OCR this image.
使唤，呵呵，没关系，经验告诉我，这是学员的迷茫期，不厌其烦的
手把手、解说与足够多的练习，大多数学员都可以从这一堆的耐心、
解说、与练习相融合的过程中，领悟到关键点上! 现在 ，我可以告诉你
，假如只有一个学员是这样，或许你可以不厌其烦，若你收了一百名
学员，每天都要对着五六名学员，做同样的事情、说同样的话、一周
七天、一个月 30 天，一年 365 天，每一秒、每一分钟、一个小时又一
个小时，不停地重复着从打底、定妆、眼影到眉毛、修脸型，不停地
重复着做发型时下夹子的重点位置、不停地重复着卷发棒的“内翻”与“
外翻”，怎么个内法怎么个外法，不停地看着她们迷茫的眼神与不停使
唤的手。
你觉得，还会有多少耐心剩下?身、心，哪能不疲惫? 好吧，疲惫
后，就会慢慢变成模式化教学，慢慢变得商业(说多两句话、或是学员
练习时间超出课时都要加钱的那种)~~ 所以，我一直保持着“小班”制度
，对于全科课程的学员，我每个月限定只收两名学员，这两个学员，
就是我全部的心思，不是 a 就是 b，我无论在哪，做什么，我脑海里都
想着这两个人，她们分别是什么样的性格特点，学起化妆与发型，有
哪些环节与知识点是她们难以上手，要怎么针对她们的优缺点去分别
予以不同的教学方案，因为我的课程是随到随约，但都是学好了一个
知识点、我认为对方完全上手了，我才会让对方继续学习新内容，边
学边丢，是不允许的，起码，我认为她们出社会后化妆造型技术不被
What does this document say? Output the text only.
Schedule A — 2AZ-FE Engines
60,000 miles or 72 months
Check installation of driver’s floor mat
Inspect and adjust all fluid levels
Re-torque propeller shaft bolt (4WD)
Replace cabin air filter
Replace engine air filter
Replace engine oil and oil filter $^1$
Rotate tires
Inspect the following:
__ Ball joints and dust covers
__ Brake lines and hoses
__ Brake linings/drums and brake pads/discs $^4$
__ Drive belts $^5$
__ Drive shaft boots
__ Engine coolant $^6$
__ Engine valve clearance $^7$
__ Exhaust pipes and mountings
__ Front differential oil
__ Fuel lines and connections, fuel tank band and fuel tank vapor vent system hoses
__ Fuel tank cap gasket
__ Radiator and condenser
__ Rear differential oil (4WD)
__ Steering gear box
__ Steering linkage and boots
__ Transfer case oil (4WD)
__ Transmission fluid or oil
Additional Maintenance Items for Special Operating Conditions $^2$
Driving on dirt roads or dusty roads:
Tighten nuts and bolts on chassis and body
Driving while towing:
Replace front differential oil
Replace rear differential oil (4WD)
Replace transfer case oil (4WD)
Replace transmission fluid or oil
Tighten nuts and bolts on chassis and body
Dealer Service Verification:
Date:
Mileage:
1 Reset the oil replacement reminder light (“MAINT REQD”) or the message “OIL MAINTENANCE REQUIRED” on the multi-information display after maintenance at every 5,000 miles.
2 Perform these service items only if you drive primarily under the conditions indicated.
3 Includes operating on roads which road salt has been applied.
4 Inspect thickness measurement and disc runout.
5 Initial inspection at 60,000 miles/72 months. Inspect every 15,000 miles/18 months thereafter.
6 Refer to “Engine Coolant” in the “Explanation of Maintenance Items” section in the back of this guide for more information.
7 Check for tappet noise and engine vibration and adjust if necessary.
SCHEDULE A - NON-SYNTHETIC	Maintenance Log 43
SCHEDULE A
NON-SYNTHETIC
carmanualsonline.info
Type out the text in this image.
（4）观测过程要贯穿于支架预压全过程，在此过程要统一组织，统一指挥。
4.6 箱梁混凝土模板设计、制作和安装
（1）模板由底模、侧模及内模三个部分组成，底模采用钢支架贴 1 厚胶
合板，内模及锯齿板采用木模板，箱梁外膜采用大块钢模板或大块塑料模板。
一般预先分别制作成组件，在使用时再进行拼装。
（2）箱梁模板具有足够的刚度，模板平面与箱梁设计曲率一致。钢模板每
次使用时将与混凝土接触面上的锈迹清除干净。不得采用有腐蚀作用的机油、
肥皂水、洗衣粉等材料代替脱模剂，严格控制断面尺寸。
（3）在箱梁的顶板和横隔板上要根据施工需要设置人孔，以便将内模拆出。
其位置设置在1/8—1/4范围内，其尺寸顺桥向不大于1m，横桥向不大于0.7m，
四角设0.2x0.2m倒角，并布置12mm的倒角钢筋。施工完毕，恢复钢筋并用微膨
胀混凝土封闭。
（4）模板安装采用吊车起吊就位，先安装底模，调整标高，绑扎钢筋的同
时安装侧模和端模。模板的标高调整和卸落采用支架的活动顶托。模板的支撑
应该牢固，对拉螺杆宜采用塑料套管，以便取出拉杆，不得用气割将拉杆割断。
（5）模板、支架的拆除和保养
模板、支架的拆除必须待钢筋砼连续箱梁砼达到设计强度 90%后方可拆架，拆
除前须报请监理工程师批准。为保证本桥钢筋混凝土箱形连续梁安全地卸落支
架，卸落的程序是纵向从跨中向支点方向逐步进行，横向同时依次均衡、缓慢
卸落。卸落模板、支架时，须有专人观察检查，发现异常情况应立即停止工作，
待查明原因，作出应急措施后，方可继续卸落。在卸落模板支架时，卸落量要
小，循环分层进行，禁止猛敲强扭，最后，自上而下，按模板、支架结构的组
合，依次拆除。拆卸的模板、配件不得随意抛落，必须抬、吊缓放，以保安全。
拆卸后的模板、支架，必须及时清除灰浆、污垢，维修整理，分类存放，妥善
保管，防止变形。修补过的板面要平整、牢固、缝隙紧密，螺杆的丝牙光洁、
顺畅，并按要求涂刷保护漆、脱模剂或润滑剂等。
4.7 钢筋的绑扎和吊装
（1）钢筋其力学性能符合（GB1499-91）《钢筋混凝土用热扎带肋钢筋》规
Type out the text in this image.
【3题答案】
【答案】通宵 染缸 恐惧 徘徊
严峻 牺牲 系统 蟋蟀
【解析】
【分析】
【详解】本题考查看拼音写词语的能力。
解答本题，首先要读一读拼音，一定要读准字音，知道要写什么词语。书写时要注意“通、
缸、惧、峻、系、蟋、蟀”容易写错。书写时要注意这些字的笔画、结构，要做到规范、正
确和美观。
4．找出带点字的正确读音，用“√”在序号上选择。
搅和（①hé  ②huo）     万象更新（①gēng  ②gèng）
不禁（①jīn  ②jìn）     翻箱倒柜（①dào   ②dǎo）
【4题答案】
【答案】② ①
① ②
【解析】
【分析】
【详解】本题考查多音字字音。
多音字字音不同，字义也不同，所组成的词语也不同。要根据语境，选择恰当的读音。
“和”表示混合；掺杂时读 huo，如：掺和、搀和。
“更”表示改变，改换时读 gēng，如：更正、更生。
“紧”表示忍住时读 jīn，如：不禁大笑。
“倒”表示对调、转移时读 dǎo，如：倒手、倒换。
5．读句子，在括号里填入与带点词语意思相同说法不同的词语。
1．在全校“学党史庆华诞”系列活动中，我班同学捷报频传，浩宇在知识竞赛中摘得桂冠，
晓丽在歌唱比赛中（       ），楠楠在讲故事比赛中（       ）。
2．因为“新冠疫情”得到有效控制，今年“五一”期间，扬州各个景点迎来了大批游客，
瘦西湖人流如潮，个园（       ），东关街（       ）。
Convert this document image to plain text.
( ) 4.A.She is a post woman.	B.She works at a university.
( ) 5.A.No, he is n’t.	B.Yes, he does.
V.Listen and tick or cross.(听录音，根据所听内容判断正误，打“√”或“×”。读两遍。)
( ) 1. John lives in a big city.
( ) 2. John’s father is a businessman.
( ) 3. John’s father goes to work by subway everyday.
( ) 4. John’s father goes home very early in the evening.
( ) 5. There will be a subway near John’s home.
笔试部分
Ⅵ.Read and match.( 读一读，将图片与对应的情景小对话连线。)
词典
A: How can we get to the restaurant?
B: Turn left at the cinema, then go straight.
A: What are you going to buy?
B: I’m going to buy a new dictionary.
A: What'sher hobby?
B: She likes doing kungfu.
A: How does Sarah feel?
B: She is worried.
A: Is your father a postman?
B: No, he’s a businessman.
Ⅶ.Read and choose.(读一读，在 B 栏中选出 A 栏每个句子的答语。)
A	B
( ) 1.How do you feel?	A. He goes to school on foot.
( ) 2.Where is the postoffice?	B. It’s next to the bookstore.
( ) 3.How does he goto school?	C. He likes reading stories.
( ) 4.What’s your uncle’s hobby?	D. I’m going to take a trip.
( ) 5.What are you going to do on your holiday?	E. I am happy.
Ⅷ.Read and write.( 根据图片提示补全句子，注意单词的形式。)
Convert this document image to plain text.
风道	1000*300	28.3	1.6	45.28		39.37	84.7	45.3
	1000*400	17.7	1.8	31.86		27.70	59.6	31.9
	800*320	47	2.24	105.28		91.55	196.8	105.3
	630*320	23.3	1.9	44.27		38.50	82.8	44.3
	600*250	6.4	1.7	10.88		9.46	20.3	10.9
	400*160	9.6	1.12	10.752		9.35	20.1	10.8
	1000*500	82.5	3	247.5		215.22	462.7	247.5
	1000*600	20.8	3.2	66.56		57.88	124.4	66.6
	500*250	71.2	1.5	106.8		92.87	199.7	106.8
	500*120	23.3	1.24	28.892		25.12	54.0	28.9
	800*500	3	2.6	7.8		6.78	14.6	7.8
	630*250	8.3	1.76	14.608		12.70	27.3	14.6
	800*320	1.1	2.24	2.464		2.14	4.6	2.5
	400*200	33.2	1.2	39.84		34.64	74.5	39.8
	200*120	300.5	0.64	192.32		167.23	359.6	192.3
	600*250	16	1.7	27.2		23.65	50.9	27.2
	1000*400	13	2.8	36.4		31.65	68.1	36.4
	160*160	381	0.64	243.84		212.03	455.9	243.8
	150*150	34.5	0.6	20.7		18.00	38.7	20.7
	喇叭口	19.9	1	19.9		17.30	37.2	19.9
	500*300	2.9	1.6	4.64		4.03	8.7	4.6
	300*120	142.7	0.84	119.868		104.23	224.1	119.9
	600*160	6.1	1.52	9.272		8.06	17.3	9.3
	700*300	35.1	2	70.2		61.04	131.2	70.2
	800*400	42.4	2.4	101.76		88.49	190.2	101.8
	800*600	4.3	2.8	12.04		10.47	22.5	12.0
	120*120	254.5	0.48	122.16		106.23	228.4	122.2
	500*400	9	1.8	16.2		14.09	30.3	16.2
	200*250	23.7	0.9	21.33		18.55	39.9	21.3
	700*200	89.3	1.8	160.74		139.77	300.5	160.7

___

THE PROBLEM:
Look through the material above. Copy each line where the word "Inspect" appears.

RESULT OF THE EXERCISE:
Inspect and adjust all fluid levels
Inspect the following:
4 Inspect thickness measurement and disc runout.
5 Initial inspection at 60,000 miles/72 months. Inspect every 15,000 miles/18 months thereafter.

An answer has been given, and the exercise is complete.